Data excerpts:
▬▬▬

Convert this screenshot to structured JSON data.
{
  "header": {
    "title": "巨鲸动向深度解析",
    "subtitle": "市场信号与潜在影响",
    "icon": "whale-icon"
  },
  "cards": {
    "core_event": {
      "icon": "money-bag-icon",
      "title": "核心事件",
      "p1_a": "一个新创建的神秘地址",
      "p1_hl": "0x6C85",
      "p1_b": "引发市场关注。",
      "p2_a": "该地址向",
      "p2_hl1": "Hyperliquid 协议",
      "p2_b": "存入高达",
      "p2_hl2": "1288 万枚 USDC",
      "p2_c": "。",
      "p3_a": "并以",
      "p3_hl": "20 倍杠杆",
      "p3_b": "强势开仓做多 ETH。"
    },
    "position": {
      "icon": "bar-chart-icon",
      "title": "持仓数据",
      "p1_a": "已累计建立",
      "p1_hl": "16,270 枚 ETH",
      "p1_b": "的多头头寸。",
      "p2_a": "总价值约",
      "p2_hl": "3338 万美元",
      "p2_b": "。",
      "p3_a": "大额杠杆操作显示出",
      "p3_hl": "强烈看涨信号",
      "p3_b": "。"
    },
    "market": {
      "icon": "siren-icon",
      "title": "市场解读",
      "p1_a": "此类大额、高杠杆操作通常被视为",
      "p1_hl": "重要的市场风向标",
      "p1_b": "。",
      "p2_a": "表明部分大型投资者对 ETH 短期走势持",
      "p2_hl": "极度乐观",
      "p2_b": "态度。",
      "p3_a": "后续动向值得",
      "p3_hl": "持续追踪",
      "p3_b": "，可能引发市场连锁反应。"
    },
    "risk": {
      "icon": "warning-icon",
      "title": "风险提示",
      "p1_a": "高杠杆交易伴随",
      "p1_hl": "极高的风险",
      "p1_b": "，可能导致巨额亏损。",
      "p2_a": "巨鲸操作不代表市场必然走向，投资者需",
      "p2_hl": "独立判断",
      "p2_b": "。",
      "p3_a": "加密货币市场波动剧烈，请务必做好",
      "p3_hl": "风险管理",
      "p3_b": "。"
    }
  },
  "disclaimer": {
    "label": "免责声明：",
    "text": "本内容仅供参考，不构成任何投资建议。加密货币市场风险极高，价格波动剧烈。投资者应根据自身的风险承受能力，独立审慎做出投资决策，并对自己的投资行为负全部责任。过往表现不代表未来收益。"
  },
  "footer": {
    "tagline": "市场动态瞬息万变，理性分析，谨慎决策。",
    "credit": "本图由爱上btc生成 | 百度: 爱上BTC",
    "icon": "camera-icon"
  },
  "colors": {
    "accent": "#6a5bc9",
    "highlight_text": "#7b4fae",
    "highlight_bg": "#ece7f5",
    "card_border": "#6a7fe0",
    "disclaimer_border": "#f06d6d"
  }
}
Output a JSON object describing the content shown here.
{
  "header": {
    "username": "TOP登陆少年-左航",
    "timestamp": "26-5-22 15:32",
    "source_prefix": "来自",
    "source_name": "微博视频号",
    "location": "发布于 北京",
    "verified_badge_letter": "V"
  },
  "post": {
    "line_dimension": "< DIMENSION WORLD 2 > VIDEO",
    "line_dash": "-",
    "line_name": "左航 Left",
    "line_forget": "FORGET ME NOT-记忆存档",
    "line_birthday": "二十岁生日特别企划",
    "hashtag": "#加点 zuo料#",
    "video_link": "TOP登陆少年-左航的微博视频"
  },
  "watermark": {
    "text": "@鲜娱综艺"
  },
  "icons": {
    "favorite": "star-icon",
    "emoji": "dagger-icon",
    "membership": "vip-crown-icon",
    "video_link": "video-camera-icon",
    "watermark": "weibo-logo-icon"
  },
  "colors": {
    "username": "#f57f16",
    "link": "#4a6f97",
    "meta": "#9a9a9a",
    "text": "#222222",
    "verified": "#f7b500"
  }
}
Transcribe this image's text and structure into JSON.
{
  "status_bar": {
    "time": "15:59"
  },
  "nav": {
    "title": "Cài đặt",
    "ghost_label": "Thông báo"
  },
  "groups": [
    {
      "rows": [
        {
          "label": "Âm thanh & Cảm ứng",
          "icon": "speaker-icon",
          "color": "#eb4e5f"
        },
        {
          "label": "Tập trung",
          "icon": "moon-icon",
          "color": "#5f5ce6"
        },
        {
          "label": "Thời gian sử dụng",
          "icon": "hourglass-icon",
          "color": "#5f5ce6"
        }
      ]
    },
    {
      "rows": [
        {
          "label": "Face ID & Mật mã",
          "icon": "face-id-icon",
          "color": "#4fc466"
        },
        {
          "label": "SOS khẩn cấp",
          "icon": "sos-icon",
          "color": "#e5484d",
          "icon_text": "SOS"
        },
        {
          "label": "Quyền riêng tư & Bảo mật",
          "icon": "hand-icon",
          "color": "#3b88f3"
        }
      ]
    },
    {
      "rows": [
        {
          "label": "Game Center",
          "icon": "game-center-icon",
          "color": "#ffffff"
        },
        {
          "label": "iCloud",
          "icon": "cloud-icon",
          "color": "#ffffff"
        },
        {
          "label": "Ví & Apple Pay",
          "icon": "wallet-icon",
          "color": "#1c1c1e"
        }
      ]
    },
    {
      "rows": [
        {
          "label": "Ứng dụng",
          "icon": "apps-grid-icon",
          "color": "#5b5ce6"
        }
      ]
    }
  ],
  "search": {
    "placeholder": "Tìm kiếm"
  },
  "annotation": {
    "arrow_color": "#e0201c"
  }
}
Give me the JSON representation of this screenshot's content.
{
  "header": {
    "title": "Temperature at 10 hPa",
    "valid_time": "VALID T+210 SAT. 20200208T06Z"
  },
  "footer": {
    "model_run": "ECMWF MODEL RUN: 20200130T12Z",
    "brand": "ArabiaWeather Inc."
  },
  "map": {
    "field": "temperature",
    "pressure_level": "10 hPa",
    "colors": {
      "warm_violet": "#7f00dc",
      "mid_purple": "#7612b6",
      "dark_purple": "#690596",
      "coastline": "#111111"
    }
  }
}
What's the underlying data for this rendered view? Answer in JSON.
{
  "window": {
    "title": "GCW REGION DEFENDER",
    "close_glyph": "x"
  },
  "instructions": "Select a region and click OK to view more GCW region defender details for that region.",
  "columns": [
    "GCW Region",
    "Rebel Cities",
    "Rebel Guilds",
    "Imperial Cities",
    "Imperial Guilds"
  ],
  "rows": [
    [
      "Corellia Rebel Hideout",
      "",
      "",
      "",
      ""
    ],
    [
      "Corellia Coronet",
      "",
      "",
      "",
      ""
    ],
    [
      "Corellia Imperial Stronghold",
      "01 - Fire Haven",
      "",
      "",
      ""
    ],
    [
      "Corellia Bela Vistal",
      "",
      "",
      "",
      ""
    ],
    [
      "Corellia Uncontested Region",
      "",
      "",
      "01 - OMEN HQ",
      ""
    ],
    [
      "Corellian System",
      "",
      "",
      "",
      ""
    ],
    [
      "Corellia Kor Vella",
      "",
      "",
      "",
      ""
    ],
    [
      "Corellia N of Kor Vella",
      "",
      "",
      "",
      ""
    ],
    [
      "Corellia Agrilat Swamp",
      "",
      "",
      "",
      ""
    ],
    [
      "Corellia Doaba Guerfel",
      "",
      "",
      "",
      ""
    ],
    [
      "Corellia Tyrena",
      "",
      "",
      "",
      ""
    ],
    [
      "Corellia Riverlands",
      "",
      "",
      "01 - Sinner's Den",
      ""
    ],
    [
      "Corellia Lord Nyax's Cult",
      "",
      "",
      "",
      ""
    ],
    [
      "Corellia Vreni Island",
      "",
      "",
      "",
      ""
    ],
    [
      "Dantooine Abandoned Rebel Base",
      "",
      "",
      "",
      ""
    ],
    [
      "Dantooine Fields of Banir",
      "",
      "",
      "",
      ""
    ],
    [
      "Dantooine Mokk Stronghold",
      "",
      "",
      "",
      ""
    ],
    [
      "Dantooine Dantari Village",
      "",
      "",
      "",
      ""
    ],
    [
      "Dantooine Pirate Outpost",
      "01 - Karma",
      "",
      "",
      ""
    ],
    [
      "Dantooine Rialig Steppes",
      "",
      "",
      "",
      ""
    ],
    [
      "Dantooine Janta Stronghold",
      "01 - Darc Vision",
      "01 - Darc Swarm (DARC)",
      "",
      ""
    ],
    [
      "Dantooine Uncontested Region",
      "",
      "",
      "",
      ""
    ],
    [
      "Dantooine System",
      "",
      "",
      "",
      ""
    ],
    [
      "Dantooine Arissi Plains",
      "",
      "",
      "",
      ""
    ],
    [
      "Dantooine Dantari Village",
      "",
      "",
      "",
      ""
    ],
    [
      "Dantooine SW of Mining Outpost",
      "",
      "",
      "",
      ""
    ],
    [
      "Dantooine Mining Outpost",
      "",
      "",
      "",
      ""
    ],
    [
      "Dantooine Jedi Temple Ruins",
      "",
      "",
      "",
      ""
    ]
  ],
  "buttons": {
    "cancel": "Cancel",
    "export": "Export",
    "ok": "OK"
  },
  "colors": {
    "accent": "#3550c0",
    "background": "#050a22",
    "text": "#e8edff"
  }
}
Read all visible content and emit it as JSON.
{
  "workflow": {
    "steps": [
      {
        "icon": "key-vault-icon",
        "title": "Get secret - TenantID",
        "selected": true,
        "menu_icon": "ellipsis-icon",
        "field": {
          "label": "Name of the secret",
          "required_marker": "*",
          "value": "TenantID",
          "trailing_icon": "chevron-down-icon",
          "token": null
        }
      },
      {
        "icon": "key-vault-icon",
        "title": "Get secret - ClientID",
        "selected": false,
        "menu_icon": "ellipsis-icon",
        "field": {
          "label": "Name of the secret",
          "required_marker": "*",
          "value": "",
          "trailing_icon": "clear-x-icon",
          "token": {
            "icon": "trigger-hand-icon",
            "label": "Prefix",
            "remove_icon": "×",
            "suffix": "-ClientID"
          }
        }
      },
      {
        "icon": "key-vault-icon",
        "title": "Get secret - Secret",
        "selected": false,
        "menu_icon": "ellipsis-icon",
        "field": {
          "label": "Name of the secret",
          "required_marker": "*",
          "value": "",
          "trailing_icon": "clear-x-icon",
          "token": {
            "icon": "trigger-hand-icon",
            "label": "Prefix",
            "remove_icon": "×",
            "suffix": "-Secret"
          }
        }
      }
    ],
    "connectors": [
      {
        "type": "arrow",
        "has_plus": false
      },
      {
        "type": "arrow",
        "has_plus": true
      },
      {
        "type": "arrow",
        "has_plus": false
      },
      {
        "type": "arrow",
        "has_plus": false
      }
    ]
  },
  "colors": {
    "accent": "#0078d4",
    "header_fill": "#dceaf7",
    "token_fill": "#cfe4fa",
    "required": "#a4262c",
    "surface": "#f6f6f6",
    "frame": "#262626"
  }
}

▬▬▬

EXERCISE DETAILS
Using the entries above, tally how many lines have the word "Mining" in them; write the number and nothing more.

REPLY
2